# INFORMATION PROVIDED
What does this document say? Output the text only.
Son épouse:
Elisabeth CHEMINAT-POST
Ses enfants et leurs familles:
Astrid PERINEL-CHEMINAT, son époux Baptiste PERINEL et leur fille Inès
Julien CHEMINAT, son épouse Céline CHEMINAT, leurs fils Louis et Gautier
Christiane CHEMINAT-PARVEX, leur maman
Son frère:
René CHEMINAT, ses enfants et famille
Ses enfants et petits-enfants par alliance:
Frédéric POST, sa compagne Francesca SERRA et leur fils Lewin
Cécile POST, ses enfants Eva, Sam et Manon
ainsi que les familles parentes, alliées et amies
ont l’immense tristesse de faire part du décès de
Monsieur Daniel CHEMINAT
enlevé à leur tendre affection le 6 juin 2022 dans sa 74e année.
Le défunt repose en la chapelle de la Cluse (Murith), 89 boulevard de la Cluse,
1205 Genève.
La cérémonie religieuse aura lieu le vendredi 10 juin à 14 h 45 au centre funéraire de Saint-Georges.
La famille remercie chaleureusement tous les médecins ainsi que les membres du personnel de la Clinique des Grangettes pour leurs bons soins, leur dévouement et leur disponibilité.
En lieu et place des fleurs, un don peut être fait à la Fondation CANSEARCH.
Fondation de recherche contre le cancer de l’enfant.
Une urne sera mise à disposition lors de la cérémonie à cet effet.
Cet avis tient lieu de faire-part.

# EXERCISE DETAILS
All of the data shown above must be copied exactly.

# SOLUTION TO THIS EXERCISE
What does this document say? Output the text only.
Son épouse:
Elisabeth CHEMINAT-POST
Ses enfants et leurs familles:
Astrid PERINEL-CHEMINAT, son époux Baptiste PERINEL et leur fille Inès
Julien CHEMINAT, son épouse Céline CHEMINAT, leurs fils Louis et Gautier
Christiane CHEMINAT-PARVEX, leur maman
Son frère:
René CHEMINAT, ses enfants et famille
Ses enfants et petits-enfants par alliance:
Frédéric POST, sa compagne Francesca SERRA et leur fils Lewin
Cécile POST, ses enfants Eva, Sam et Manon
ainsi que les familles parentes, alliées et amies
ont l’immense tristesse de faire part du décès de
Monsieur Daniel CHEMINAT
enlevé à leur tendre affection le 6 juin 2022 dans sa 74e année.
Le défunt repose en la chapelle de la Cluse (Murith), 89 boulevard de la Cluse,
1205 Genève.
La cérémonie religieuse aura lieu le vendredi 10 juin à 14 h 45 au centre funéraire de Saint-Georges.
La famille remercie chaleureusement tous les médecins ainsi que les membres du personnel de la Clinique des Grangettes pour leurs bons soins, leur dévouement et leur disponibilité.
En lieu et place des fleurs, un don peut être fait à la Fondation CANSEARCH.
Fondation de recherche contre le cancer de l’enfant.
Une urne sera mise à disposition lors de la cérémonie à cet effet.
Cet avis tient lieu de faire-part.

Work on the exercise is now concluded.